GOAL -
Pick out every line with the word "的位置关系是互相垂直" and copy it.

GIVEN RECORDS -
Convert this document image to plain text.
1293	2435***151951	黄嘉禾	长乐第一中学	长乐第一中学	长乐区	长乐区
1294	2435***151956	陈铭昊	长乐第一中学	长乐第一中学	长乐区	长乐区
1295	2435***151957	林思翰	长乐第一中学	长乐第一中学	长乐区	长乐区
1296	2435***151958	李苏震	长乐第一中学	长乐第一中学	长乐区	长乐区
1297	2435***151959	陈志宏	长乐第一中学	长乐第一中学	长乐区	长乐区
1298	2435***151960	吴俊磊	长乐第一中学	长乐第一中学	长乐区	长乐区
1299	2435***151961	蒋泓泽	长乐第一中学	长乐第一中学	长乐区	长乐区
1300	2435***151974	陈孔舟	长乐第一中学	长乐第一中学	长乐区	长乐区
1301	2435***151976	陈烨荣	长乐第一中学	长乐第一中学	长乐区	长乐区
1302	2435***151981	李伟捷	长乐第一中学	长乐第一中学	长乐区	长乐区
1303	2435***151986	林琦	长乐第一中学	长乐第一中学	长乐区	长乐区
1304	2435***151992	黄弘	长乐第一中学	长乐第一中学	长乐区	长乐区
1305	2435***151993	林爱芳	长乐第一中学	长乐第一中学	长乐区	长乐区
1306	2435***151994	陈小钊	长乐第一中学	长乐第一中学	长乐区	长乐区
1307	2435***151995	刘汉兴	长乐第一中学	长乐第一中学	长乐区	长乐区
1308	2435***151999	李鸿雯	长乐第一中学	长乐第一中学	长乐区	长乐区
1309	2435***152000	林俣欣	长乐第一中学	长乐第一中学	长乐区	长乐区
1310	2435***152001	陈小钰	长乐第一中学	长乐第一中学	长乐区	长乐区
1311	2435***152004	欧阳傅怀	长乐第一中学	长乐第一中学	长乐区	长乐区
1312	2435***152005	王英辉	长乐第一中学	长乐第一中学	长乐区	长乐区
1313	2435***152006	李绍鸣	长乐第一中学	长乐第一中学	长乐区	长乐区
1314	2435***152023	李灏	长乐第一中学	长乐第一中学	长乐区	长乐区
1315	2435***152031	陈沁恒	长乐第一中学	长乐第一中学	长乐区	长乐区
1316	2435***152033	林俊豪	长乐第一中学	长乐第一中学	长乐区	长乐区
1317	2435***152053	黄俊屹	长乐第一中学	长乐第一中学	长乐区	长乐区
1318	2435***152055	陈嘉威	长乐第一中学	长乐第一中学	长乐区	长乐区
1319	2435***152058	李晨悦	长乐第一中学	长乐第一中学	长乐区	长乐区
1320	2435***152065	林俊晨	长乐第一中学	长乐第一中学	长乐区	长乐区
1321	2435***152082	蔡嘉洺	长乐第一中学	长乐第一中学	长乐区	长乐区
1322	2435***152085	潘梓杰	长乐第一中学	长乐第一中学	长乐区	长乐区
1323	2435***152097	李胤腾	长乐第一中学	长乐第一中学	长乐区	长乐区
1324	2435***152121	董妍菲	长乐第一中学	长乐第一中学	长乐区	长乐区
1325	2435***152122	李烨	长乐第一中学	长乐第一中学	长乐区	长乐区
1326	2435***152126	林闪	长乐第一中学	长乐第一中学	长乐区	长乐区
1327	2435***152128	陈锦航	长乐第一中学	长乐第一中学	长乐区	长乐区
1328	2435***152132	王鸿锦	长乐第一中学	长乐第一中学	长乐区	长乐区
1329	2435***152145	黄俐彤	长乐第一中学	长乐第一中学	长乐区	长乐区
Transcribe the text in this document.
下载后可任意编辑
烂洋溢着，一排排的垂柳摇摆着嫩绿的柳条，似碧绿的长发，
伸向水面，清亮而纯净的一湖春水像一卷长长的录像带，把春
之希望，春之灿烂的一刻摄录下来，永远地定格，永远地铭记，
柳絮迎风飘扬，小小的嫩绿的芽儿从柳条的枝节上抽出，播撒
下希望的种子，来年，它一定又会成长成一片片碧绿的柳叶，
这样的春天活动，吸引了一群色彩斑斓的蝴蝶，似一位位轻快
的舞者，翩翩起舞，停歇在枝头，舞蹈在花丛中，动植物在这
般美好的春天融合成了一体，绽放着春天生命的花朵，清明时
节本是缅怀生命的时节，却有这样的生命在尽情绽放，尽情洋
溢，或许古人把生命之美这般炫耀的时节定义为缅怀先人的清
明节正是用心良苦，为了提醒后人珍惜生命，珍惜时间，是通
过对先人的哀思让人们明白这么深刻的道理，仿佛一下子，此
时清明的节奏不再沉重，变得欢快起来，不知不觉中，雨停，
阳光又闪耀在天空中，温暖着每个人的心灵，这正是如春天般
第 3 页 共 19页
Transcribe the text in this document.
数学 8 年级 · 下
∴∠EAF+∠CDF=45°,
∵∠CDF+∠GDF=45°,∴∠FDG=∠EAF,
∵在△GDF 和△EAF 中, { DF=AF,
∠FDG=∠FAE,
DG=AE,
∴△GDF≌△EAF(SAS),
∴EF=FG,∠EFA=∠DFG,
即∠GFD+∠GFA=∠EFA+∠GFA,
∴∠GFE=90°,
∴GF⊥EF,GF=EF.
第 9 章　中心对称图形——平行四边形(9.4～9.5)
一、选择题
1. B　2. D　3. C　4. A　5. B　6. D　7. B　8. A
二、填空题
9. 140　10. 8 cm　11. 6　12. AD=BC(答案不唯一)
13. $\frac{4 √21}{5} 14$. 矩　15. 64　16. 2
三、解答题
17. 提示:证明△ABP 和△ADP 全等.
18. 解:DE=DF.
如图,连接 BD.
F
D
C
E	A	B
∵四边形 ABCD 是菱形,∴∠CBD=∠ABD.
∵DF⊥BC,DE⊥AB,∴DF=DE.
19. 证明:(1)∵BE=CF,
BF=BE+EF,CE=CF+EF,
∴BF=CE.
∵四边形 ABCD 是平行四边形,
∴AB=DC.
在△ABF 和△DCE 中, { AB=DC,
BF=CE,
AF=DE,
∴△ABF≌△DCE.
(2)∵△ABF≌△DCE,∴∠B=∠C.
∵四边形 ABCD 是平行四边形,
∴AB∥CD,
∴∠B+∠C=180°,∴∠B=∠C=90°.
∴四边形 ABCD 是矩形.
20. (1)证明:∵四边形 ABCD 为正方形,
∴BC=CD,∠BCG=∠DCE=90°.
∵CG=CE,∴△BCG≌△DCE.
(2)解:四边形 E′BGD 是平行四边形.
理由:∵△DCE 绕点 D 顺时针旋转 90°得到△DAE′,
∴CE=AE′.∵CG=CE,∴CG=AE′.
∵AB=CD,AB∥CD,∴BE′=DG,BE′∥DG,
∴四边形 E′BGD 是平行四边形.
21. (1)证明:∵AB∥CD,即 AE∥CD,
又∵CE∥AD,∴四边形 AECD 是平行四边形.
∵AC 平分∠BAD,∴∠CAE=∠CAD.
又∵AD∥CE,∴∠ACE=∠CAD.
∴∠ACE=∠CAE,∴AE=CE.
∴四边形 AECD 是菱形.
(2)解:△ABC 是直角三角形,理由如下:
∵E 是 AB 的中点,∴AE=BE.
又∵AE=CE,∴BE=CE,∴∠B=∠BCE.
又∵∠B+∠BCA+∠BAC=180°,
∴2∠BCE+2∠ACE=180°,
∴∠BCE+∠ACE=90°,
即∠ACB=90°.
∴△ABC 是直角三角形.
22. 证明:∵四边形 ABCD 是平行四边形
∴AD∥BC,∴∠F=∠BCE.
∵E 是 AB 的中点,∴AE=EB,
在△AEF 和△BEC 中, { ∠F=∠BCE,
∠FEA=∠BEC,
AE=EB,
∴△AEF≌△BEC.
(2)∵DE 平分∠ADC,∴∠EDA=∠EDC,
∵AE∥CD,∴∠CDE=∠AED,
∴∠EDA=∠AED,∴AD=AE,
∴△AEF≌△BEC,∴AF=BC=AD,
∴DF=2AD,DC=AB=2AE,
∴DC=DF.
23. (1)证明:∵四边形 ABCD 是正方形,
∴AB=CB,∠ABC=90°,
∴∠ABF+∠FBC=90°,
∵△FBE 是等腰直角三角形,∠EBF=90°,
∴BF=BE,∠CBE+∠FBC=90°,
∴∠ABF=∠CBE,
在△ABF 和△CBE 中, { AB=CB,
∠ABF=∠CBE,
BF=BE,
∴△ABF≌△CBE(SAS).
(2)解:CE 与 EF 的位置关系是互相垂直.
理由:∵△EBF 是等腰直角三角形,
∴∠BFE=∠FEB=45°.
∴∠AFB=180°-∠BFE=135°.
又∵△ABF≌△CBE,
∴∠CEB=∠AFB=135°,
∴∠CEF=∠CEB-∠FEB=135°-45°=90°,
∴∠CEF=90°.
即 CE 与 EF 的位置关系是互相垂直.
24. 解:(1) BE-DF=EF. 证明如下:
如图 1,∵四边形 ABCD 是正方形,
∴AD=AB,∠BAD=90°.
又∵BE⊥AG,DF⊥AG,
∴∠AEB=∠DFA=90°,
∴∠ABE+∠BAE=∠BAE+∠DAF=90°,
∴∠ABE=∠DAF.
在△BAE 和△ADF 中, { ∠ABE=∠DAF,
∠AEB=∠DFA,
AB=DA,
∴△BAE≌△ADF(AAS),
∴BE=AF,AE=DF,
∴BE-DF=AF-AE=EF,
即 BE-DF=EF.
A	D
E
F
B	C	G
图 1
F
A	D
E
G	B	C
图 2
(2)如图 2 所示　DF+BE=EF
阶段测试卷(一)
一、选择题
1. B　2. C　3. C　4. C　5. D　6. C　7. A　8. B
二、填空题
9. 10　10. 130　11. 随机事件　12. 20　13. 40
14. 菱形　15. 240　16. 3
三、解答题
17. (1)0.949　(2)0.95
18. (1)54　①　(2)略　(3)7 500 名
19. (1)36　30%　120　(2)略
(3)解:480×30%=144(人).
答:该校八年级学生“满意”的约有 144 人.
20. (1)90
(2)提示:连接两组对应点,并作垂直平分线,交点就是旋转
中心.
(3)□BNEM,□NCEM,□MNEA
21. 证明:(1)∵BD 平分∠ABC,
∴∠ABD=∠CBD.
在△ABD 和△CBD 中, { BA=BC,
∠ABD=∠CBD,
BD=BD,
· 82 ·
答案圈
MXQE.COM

EXPECTED ANSWER -
(2)解:CE 与 EF 的位置关系是互相垂直.
即 CE 与 EF 的位置关系是互相垂直.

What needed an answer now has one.